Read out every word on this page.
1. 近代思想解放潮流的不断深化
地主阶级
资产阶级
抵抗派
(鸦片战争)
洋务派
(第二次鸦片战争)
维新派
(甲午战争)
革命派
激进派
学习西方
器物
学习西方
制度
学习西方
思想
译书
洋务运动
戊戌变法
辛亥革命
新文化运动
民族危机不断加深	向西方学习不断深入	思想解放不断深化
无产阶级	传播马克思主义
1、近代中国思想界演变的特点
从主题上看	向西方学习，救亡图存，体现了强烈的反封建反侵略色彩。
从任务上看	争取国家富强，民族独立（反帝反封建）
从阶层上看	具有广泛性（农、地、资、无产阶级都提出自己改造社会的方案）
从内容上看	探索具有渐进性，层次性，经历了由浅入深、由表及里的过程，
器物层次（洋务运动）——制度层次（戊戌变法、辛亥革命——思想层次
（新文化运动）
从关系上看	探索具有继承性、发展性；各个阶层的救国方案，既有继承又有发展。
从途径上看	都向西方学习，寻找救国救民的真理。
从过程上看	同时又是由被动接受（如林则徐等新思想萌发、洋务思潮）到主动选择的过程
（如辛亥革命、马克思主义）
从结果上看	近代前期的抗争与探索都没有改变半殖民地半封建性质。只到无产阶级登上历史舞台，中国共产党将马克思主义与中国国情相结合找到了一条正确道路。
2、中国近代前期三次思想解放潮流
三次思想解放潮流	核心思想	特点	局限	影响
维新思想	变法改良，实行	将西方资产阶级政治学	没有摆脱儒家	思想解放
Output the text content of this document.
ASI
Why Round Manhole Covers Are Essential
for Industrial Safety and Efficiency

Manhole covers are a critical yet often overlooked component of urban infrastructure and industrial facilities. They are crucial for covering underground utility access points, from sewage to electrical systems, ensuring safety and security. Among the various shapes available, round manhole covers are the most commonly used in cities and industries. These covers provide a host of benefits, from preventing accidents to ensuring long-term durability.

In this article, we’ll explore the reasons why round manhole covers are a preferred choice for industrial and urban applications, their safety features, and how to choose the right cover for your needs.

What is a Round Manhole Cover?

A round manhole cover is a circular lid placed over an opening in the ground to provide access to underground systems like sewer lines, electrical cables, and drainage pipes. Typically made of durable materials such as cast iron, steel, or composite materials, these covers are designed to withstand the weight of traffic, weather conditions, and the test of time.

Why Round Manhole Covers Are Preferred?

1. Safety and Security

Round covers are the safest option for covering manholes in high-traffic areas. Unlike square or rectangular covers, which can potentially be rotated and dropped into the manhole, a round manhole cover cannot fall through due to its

SET PROBLEM:
Reproduce the listing in full. Keep it exactly as written.

OUTPUT OF THE TASK:
Read out every word on this page.
1. 近代思想解放潮流的不断深化
地主阶级
资产阶级
抵抗派
(鸦片战争)
洋务派
(第二次鸦片战争)
维新派
(甲午战争)
革命派
激进派
学习西方
器物
学习西方
制度
学习西方
思想
译书
洋务运动
戊戌变法
辛亥革命
新文化运动
民族危机不断加深	向西方学习不断深入	思想解放不断深化
无产阶级	传播马克思主义
1、近代中国思想界演变的特点
从主题上看	向西方学习，救亡图存，体现了强烈的反封建反侵略色彩。
从任务上看	争取国家富强，民族独立（反帝反封建）
从阶层上看	具有广泛性（农、地、资、无产阶级都提出自己改造社会的方案）
从内容上看	探索具有渐进性，层次性，经历了由浅入深、由表及里的过程，
器物层次（洋务运动）——制度层次（戊戌变法、辛亥革命——思想层次
（新文化运动）
从关系上看	探索具有继承性、发展性；各个阶层的救国方案，既有继承又有发展。
从途径上看	都向西方学习，寻找救国救民的真理。
从过程上看	同时又是由被动接受（如林则徐等新思想萌发、洋务思潮）到主动选择的过程
（如辛亥革命、马克思主义）
从结果上看	近代前期的抗争与探索都没有改变半殖民地半封建性质。只到无产阶级登上历史舞台，中国共产党将马克思主义与中国国情相结合找到了一条正确道路。
2、中国近代前期三次思想解放潮流
三次思想解放潮流	核心思想	特点	局限	影响
维新思想	变法改良，实行	将西方资产阶级政治学	没有摆脱儒家	思想解放
Output the text content of this document.
ASI
Why Round Manhole Covers Are Essential
for Industrial Safety and Efficiency

Manhole covers are a critical yet often overlooked component of urban infrastructure and industrial facilities. They are crucial for covering underground utility access points, from sewage to electrical systems, ensuring safety and security. Among the various shapes available, round manhole covers are the most commonly used in cities and industries. These covers provide a host of benefits, from preventing accidents to ensuring long-term durability.

In this article, we’ll explore the reasons why round manhole covers are a preferred choice for industrial and urban applications, their safety features, and how to choose the right cover for your needs.

What is a Round Manhole Cover?

A round manhole cover is a circular lid placed over an opening in the ground to provide access to underground systems like sewer lines, electrical cables, and drainage pipes. Typically made of durable materials such as cast iron, steel, or composite materials, these covers are designed to withstand the weight of traffic, weather conditions, and the test of time.

Why Round Manhole Covers Are Preferred?

1. Safety and Security

Round covers are the safest option for covering manholes in high-traffic areas. Unlike square or rectangular covers, which can potentially be rotated and dropped into the manhole, a round manhole cover cannot fall through due to its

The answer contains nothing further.